• **SHORT EXERCISE**: Show every line containing "title" by copying it.

Entries taken from a collection
▼

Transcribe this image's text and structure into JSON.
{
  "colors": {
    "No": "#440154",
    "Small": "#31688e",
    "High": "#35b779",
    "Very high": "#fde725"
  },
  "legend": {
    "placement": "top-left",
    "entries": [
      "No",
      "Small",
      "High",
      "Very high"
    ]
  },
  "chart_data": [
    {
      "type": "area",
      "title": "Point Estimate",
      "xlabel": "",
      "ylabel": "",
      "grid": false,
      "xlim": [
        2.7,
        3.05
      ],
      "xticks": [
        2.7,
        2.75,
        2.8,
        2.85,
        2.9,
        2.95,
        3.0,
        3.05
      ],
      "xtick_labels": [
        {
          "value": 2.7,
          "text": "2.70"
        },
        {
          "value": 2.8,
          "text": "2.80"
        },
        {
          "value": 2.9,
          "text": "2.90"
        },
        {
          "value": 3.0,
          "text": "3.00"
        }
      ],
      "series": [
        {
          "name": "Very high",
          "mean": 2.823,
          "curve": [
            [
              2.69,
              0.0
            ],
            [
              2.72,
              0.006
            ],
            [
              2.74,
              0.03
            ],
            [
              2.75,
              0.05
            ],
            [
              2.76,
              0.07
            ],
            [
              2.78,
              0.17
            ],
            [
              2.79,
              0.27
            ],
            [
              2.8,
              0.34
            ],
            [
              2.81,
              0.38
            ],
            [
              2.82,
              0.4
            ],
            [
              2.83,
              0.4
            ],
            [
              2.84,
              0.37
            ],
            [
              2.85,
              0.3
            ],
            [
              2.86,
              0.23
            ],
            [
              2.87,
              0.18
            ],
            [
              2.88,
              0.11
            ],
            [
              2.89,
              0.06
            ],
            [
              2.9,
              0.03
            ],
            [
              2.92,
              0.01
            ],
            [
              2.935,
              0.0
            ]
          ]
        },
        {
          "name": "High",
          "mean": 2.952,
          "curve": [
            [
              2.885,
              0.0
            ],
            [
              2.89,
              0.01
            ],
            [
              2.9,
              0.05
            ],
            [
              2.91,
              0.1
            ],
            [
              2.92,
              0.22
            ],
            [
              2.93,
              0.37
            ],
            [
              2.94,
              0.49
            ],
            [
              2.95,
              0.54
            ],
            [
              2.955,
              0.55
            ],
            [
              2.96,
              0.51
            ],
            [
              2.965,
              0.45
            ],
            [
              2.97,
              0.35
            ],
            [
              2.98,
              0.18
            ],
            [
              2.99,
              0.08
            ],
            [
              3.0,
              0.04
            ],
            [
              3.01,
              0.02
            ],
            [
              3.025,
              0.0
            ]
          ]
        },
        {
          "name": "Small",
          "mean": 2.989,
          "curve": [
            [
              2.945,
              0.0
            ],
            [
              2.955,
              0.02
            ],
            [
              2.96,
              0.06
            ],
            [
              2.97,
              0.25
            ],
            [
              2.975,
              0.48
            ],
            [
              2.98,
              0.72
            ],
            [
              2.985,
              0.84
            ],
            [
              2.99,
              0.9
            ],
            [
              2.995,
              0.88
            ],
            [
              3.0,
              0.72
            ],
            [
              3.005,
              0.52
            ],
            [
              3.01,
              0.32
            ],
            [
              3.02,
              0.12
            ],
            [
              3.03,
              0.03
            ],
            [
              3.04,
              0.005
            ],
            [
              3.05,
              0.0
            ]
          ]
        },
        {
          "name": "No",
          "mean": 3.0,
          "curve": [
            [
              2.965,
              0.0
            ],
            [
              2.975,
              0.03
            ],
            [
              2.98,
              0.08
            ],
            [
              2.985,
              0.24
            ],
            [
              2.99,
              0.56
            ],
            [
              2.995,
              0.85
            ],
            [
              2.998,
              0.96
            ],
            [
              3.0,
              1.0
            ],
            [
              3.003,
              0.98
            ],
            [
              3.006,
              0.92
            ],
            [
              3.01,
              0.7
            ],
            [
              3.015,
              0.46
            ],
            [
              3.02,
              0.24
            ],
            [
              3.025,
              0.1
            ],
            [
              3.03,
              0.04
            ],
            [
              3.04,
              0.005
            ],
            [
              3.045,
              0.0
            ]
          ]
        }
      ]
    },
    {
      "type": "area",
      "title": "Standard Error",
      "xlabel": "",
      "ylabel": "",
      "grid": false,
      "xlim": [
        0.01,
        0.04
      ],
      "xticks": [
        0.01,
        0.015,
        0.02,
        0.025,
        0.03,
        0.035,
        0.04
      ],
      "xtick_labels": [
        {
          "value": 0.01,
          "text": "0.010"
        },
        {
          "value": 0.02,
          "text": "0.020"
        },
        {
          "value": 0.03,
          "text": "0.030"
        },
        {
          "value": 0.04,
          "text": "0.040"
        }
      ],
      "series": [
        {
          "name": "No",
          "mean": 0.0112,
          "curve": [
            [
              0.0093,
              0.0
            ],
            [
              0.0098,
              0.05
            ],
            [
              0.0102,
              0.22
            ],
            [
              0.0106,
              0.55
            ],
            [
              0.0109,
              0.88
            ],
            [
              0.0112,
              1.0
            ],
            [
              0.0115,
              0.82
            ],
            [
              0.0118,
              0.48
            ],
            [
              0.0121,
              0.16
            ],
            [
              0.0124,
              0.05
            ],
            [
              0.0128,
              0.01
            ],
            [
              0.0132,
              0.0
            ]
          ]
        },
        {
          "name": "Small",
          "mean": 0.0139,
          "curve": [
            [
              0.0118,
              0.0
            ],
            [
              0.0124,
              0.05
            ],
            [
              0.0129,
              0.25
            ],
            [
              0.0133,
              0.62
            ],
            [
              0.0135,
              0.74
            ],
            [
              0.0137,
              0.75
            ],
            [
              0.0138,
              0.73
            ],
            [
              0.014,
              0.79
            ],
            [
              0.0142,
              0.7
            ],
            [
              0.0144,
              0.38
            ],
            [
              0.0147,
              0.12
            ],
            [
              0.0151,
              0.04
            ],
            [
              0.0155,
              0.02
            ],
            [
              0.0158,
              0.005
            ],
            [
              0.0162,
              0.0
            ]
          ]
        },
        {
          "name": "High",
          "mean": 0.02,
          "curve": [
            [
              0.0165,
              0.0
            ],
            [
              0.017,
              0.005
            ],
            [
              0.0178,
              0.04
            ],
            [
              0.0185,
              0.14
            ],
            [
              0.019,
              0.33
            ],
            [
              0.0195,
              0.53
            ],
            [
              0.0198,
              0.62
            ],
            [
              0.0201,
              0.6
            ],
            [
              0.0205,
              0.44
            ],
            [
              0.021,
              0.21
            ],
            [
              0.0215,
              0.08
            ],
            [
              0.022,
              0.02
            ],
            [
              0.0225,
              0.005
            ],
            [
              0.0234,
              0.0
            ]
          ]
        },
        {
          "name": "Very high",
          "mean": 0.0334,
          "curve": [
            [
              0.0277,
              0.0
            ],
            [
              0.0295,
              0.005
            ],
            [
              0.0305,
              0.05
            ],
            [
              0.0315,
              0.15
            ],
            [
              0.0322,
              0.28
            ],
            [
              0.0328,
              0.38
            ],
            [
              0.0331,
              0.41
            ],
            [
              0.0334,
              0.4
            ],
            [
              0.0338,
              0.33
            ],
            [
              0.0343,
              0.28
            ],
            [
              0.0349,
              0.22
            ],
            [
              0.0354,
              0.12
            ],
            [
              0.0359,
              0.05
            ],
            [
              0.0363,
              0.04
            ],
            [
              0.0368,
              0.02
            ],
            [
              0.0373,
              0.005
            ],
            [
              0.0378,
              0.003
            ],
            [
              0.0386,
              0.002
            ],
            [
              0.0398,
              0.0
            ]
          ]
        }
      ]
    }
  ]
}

▲

• **WRITTEN SOLUTION**:
      "title": "Point Estimate",
      "title": "Standard Error",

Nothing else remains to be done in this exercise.